PROVIDED TEXT —
·····
Williams: NCLB Sounded Tougher on Accountability Than It Actually Was and Yet It Was Still Demonized
Many years ago, back when the Great American Political Conflagration of 2017 was just a handful of feverish sparks in the Tea Party’s eyes, a young Delaware Republican named Christine O’Donnell set out to take the U.S. Senate seat vacated by Vice President Joe Biden.
She got off to a tough start. While anti-establishment, anti-elites demagoguery pulled her through the Republican primaries, reality bit back in the general election. O’Donnell had résumé troubles and a range of other political luggage — including an old video in which she claimed to have “dabbled in witchcraft.”
Desperate, O’Donnell launched an ad. “I’m not a witch,” she pleaded. “I’m nothing you’ve heard.”
The ad — spoiler alert — couldn’t lift the curse on O’Donnell’s campaign, but her protests against her public labeling became an instant legend. In the world of politics, nothing is more difficult than unraveling an established narrative.
Which — no, really — brings us to No Child Left Behind (NCLB). Beloved at its inception, confused in its implementation, the law was almost universally dismissed when it was replaced by the Every Student Succeeds Act in late 2015. If we could wave a wand and cast a spell that would raise it back to life, NCLB might well be spluttering just like O’Donnell.
·····
DATA ENTRIES —
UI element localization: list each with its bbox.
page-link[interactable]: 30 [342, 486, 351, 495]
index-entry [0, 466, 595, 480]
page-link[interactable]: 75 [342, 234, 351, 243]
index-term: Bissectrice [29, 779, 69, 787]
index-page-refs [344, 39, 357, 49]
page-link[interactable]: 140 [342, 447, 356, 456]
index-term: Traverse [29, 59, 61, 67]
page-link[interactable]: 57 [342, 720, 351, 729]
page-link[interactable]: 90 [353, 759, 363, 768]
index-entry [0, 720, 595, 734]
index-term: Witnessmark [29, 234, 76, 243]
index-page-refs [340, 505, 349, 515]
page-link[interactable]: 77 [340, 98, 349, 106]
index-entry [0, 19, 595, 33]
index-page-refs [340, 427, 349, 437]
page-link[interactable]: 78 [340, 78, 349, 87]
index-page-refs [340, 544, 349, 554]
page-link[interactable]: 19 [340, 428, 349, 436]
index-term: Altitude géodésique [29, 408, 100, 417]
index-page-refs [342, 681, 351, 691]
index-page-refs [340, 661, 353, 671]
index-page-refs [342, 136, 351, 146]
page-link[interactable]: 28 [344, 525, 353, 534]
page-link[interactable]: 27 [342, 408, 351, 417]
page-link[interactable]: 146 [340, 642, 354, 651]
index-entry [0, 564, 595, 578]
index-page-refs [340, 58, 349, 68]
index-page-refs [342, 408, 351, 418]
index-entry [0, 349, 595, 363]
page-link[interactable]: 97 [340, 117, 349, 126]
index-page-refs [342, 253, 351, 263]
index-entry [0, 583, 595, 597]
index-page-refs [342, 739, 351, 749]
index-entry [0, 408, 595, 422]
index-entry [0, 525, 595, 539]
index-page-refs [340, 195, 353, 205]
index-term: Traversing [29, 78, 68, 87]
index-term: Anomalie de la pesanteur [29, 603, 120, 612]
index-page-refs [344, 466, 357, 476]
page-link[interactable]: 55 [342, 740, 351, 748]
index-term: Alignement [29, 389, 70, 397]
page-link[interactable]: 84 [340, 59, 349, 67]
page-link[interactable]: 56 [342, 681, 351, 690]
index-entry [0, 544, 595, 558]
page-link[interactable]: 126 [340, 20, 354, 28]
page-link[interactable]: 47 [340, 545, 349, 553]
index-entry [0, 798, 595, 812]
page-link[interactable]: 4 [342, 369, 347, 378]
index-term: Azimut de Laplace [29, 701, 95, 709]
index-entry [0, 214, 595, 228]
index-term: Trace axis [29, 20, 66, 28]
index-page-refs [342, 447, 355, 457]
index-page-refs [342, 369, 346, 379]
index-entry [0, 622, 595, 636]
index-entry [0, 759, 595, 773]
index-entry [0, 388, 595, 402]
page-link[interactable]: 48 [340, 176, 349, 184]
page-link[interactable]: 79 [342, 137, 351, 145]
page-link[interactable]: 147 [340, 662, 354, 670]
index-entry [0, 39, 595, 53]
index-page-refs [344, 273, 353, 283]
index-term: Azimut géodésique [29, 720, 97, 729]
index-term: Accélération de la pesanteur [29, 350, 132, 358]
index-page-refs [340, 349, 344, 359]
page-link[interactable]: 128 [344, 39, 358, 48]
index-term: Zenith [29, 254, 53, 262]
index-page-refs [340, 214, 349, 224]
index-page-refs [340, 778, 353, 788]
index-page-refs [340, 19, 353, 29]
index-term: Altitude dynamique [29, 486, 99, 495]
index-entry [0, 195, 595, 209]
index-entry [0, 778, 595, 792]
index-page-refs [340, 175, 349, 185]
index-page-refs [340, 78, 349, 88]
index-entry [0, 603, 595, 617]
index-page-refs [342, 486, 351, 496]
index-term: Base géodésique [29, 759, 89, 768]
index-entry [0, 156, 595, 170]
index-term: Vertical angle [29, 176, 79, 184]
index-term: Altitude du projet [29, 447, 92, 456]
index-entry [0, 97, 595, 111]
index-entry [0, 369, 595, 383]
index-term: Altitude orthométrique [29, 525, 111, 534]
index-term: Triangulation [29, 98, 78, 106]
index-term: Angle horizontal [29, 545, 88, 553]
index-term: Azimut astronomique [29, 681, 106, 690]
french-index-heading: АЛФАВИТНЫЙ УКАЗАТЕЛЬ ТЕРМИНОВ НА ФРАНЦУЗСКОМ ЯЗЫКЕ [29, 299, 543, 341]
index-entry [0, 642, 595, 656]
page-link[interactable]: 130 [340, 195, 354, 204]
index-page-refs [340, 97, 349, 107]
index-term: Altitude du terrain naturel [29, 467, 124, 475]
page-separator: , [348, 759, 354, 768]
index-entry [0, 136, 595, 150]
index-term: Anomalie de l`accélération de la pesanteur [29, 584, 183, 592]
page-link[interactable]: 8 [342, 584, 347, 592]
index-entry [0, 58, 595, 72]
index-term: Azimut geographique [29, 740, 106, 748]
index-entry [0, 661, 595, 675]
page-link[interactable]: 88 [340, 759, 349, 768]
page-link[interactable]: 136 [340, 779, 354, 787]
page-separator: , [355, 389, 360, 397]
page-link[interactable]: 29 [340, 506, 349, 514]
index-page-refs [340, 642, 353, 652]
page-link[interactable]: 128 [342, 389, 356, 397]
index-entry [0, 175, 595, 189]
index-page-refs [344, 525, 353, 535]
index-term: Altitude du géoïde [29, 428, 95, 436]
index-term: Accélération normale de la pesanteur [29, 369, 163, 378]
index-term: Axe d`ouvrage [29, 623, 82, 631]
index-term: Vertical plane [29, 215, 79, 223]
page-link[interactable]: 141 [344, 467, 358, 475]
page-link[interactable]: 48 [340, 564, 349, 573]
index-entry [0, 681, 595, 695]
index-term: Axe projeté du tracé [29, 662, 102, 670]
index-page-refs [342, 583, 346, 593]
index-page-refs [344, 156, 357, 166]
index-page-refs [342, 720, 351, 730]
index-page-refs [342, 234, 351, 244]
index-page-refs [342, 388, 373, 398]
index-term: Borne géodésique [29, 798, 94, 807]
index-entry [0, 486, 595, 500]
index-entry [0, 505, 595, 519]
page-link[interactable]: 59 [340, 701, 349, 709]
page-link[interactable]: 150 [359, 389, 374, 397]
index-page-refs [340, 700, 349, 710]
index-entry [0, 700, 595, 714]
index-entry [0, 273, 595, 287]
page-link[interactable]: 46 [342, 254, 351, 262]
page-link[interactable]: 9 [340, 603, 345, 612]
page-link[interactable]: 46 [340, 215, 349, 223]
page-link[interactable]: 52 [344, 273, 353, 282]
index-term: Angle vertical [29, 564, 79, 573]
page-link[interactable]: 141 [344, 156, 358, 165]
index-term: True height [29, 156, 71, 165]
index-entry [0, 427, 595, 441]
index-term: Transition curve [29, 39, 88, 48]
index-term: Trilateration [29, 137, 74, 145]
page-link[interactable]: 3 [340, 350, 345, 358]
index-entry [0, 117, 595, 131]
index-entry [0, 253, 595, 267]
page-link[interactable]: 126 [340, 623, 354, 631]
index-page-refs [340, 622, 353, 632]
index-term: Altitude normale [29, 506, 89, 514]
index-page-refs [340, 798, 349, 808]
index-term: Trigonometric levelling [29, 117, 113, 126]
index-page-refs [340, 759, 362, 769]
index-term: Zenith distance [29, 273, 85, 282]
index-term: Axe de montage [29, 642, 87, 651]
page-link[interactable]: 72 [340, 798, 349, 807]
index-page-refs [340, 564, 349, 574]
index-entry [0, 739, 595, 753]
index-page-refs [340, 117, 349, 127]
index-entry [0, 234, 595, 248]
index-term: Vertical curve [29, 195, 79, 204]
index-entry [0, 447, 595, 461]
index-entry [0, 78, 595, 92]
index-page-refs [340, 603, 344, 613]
·····
EXERCISE — Rework the No Child Left Behind article starting with "Which — no, really" and going on through "just like O’Donnell.", putting "magic staff" in place of "wand".

CORRECT ANSWER —
Which — no, really — brings us to No Child Left Behind (NCLB). Beloved at its inception, confused in its implementation, the law was almost universally dismissed when it was replaced by the Every Student Succeeds Act in late 2015. If we could wave a magic staff and cast a spell that would raise it back to life, NCLB might well be spluttering just like O’Donnell.